§ **Aim**
Check each line below for "Обучающиеся" and report how many have it, nothing else.

§ **Dataset extract**

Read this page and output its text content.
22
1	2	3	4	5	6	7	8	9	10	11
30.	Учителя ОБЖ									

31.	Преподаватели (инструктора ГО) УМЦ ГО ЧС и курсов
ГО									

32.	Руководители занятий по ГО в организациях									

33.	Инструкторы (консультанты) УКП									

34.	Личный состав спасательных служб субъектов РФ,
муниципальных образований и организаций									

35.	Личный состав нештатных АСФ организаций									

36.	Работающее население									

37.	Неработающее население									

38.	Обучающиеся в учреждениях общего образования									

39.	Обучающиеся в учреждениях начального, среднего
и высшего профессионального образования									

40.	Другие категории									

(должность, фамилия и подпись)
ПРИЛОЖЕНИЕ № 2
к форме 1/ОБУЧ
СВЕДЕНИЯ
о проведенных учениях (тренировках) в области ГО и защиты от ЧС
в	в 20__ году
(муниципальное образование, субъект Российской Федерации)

§ **Written solution**
2